==== DATASET EXTRACT

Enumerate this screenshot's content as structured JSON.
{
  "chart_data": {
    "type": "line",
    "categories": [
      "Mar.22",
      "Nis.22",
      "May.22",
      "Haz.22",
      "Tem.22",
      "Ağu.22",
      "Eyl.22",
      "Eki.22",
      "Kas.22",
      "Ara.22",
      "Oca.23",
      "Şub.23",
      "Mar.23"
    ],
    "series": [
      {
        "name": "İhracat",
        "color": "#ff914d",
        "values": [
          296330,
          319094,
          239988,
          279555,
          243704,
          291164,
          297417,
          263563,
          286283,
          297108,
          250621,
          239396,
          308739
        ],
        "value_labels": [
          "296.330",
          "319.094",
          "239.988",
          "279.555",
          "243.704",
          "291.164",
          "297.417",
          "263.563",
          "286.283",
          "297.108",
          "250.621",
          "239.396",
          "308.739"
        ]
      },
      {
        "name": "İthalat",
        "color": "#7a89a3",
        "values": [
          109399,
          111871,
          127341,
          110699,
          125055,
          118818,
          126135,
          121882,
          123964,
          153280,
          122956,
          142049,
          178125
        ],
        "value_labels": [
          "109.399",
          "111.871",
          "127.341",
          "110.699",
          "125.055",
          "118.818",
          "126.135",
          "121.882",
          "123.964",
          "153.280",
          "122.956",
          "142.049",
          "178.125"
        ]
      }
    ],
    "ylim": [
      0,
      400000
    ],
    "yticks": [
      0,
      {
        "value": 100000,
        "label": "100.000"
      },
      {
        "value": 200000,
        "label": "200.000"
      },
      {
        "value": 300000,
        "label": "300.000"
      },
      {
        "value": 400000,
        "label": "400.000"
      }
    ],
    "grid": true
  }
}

========

— WHAT YOU NEED TO DO —
Return each line of the records above exactly as it reads.

— COMPLETE RESPONSE —
Enumerate this screenshot's content as structured JSON.
{
  "chart_data": {
    "type": "line",
    "categories": [
      "Mar.22",
      "Nis.22",
      "May.22",
      "Haz.22",
      "Tem.22",
      "Ağu.22",
      "Eyl.22",
      "Eki.22",
      "Kas.22",
      "Ara.22",
      "Oca.23",
      "Şub.23",
      "Mar.23"
    ],
    "series": [
      {
        "name": "İhracat",
        "color": "#ff914d",
        "values": [
          296330,
          319094,
          239988,
          279555,
          243704,
          291164,
          297417,
          263563,
          286283,
          297108,
          250621,
          239396,
          308739
        ],
        "value_labels": [
          "296.330",
          "319.094",
          "239.988",
          "279.555",
          "243.704",
          "291.164",
          "297.417",
          "263.563",
          "286.283",
          "297.108",
          "250.621",
          "239.396",
          "308.739"
        ]
      },
      {
        "name": "İthalat",
        "color": "#7a89a3",
        "values": [
          109399,
          111871,
          127341,
          110699,
          125055,
          118818,
          126135,
          121882,
          123964,
          153280,
          122956,
          142049,
          178125
        ],
        "value_labels": [
          "109.399",
          "111.871",
          "127.341",
          "110.699",
          "125.055",
          "118.818",
          "126.135",
          "121.882",
          "123.964",
          "153.280",
          "122.956",
          "142.049",
          "178.125"
        ]
      }
    ],
    "ylim": [
      0,
      400000
    ],
    "yticks": [
      0,
      {
        "value": 100000,
        "label": "100.000"
      },
      {
        "value": 200000,
        "label": "200.000"
      },
      {
        "value": 300000,
        "label": "300.000"
      },
      {
        "value": 400000,
        "label": "400.000"
      }
    ],
    "grid": true
  }
}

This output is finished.